An exact copy of the records is required, minus the pictures they hold.

# [EXTRACTED ENTRIES]
-- Start --

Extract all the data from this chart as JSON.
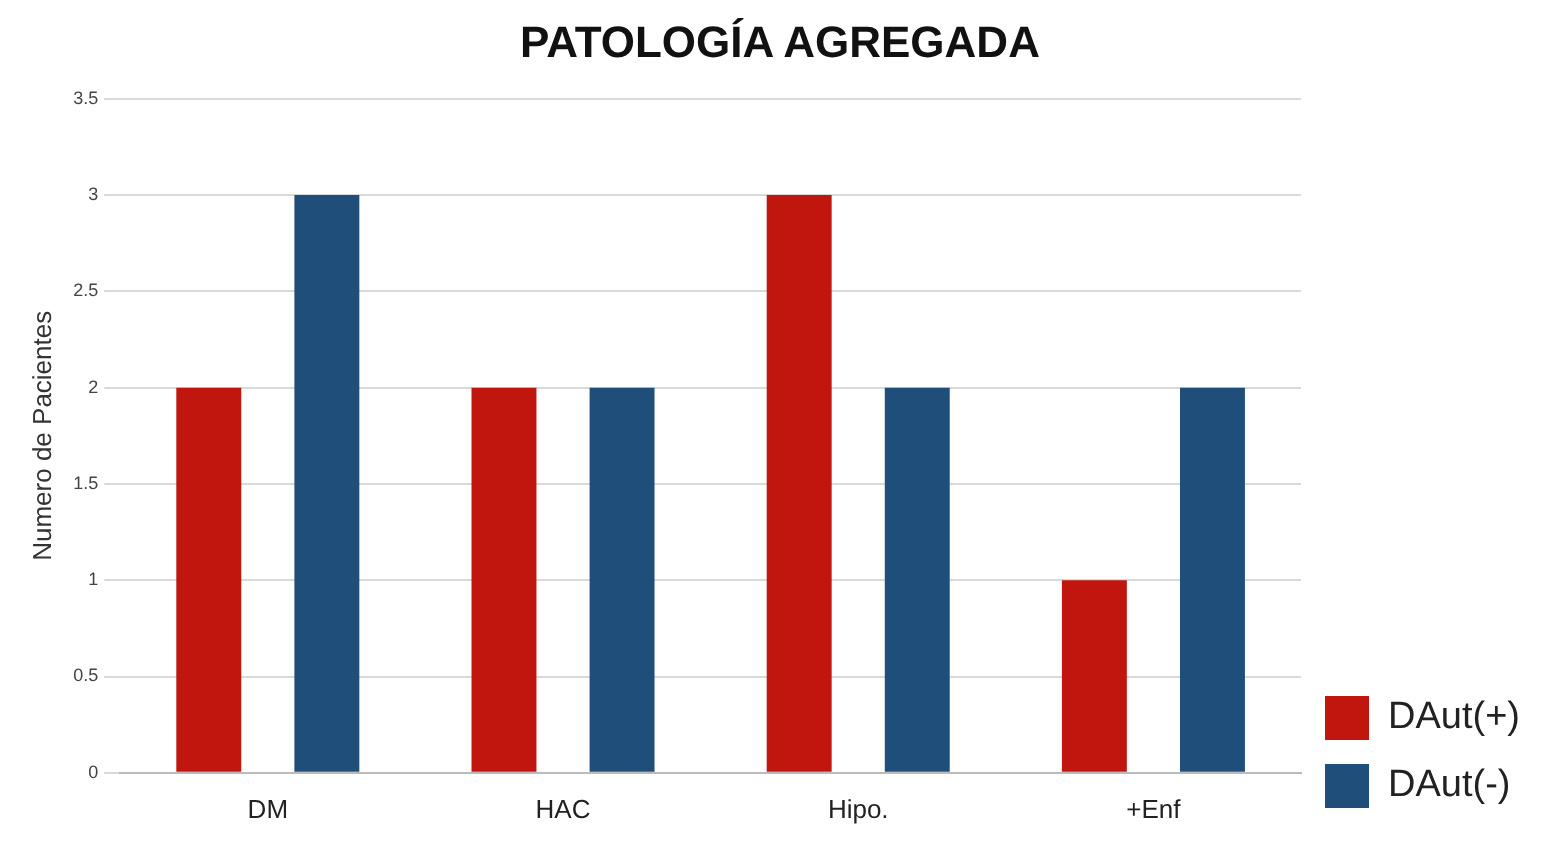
{
  "chart_data": {
    "type": "bar",
    "title": "PATOLOGÍA AGREGADA",
    "ylabel": "Numero de Pacientes",
    "categories": [
      "DM",
      "HAC",
      "Hipo.",
      "+Enf"
    ],
    "series": [
      {
        "name": "DAut(+)",
        "color": "#c0160e",
        "values": [
          2,
          2,
          3,
          1
        ]
      },
      {
        "name": "DAut(-)",
        "color": "#1f4e7a",
        "values": [
          3,
          2,
          2,
          2
        ]
      }
    ],
    "ylim": [
      0,
      3.5
    ],
    "yticks": [
      0,
      0.5,
      1,
      1.5,
      2,
      2.5,
      3,
      3.5
    ],
    "grid": "y",
    "legend": "bottom right"
  }
}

-- End --

# [WRITTEN REPLY]
Extract all the data from this chart as JSON.
{
  "chart_data": {
    "type": "bar",
    "title": "PATOLOGÍA AGREGADA",
    "ylabel": "Numero de Pacientes",
    "categories": [
      "DM",
      "HAC",
      "Hipo.",
      "+Enf"
    ],
    "series": [
      {
        "name": "DAut(+)",
        "color": "#c0160e",
        "values": [
          2,
          2,
          3,
          1
        ]
      },
      {
        "name": "DAut(-)",
        "color": "#1f4e7a",
        "values": [
          3,
          2,
          2,
          2
        ]
      }
    ],
    "ylim": [
      0,
      3.5
    ],
    "yticks": [
      0,
      0.5,
      1,
      1.5,
      2,
      2.5,
      3,
      3.5
    ],
    "grid": "y",
    "legend": "bottom right"
  }
}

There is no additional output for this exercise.